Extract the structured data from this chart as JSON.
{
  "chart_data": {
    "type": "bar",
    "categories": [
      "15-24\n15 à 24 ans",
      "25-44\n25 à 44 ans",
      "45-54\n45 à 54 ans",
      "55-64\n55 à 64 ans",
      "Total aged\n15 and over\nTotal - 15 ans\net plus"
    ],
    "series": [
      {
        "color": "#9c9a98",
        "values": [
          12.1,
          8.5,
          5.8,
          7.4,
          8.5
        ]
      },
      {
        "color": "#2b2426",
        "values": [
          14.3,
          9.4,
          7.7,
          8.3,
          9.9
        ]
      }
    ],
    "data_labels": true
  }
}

==

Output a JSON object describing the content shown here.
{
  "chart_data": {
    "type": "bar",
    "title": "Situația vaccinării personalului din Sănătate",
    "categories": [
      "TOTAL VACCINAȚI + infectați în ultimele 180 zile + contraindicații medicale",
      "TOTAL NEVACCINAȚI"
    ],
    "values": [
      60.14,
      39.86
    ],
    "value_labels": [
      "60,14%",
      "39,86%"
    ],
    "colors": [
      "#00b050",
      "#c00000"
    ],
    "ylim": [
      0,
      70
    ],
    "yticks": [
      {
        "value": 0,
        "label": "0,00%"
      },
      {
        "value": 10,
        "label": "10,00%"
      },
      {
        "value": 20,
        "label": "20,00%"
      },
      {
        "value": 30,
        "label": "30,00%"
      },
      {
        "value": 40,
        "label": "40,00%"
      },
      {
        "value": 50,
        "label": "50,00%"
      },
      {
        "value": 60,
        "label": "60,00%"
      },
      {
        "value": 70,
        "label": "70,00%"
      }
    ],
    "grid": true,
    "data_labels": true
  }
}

**Problem to solve:** Gather all the lines that include the word "JSON" and copy them out.

**Solution:**
Extract the structured data from this chart as JSON.
Output a JSON object describing the content shown here.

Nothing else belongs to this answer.